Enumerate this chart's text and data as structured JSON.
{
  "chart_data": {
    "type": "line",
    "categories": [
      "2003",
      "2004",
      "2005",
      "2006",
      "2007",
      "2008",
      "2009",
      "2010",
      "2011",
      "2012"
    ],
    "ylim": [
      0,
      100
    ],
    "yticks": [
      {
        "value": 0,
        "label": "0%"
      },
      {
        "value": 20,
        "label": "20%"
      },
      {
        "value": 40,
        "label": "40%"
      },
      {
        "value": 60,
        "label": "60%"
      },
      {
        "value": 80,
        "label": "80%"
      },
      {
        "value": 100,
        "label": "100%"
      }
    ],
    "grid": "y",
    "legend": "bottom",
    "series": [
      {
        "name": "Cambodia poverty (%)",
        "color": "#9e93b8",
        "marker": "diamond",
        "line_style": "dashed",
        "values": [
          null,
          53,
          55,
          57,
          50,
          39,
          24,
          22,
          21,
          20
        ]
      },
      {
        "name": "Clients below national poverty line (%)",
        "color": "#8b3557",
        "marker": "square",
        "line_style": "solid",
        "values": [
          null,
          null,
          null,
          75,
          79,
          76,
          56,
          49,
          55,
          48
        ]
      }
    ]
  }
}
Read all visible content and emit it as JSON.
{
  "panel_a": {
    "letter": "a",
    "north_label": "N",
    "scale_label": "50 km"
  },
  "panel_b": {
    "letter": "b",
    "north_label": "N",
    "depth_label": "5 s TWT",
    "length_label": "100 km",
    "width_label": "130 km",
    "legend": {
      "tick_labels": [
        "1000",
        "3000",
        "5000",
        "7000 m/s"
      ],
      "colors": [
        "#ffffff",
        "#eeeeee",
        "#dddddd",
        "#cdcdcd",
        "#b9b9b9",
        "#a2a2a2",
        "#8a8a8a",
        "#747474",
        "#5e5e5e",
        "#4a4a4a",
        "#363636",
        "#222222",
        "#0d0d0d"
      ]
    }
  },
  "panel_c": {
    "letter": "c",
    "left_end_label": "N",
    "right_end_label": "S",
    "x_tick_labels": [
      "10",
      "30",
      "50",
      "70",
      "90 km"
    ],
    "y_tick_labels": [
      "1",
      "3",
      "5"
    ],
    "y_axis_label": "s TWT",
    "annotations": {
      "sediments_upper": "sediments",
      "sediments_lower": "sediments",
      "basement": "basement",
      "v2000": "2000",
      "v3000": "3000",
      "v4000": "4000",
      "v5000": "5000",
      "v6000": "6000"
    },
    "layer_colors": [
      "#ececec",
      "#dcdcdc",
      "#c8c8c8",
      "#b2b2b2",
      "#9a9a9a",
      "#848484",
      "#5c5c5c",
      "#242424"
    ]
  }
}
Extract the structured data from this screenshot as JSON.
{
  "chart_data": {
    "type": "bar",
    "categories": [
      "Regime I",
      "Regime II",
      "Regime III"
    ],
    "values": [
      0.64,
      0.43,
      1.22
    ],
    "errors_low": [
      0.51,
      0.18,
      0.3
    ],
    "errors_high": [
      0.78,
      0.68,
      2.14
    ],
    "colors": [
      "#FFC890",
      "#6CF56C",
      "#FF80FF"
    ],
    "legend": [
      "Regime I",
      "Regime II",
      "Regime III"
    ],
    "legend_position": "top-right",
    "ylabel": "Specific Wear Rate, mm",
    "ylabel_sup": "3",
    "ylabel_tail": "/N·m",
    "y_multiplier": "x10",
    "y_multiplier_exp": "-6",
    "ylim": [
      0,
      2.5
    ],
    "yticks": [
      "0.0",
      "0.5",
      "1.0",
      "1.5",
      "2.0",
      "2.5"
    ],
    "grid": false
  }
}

**What the exercise asks**
Write the complete data out, exactly as above.

**Exercise response**
Enumerate this chart's text and data as structured JSON.
{
  "chart_data": {
    "type": "line",
    "categories": [
      "2003",
      "2004",
      "2005",
      "2006",
      "2007",
      "2008",
      "2009",
      "2010",
      "2011",
      "2012"
    ],
    "ylim": [
      0,
      100
    ],
    "yticks": [
      {
        "value": 0,
        "label": "0%"
      },
      {
        "value": 20,
        "label": "20%"
      },
      {
        "value": 40,
        "label": "40%"
      },
      {
        "value": 60,
        "label": "60%"
      },
      {
        "value": 80,
        "label": "80%"
      },
      {
        "value": 100,
        "label": "100%"
      }
    ],
    "grid": "y",
    "legend": "bottom",
    "series": [
      {
        "name": "Cambodia poverty (%)",
        "color": "#9e93b8",
        "marker": "diamond",
        "line_style": "dashed",
        "values": [
          null,
          53,
          55,
          57,
          50,
          39,
          24,
          22,
          21,
          20
        ]
      },
      {
        "name": "Clients below national poverty line (%)",
        "color": "#8b3557",
        "marker": "square",
        "line_style": "solid",
        "values": [
          null,
          null,
          null,
          75,
          79,
          76,
          56,
          49,
          55,
          48
        ]
      }
    ]
  }
}
Read all visible content and emit it as JSON.
{
  "panel_a": {
    "letter": "a",
    "north_label": "N",
    "scale_label": "50 km"
  },
  "panel_b": {
    "letter": "b",
    "north_label": "N",
    "depth_label": "5 s TWT",
    "length_label": "100 km",
    "width_label": "130 km",
    "legend": {
      "tick_labels": [
        "1000",
        "3000",
        "5000",
        "7000 m/s"
      ],
      "colors": [
        "#ffffff",
        "#eeeeee",
        "#dddddd",
        "#cdcdcd",
        "#b9b9b9",
        "#a2a2a2",
        "#8a8a8a",
        "#747474",
        "#5e5e5e",
        "#4a4a4a",
        "#363636",
        "#222222",
        "#0d0d0d"
      ]
    }
  },
  "panel_c": {
    "letter": "c",
    "left_end_label": "N",
    "right_end_label": "S",
    "x_tick_labels": [
      "10",
      "30",
      "50",
      "70",
      "90 km"
    ],
    "y_tick_labels": [
      "1",
      "3",
      "5"
    ],
    "y_axis_label": "s TWT",
    "annotations": {
      "sediments_upper": "sediments",
      "sediments_lower": "sediments",
      "basement": "basement",
      "v2000": "2000",
      "v3000": "3000",
      "v4000": "4000",
      "v5000": "5000",
      "v6000": "6000"
    },
    "layer_colors": [
      "#ececec",
      "#dcdcdc",
      "#c8c8c8",
      "#b2b2b2",
      "#9a9a9a",
      "#848484",
      "#5c5c5c",
      "#242424"
    ]
  }
}
Extract the structured data from this screenshot as JSON.
{
  "chart_data": {
    "type": "bar",
    "categories": [
      "Regime I",
      "Regime II",
      "Regime III"
    ],
    "values": [
      0.64,
      0.43,
      1.22
    ],
    "errors_low": [
      0.51,
      0.18,
      0.3
    ],
    "errors_high": [
      0.78,
      0.68,
      2.14
    ],
    "colors": [
      "#FFC890",
      "#6CF56C",
      "#FF80FF"
    ],
    "legend": [
      "Regime I",
      "Regime II",
      "Regime III"
    ],
    "legend_position": "top-right",
    "ylabel": "Specific Wear Rate, mm",
    "ylabel_sup": "3",
    "ylabel_tail": "/N·m",
    "y_multiplier": "x10",
    "y_multiplier_exp": "-6",
    "ylim": [
      0,
      2.5
    ],
    "yticks": [
      "0.0",
      "0.5",
      "1.0",
      "1.5",
      "2.0",
      "2.5"
    ],
    "grid": false
  }
}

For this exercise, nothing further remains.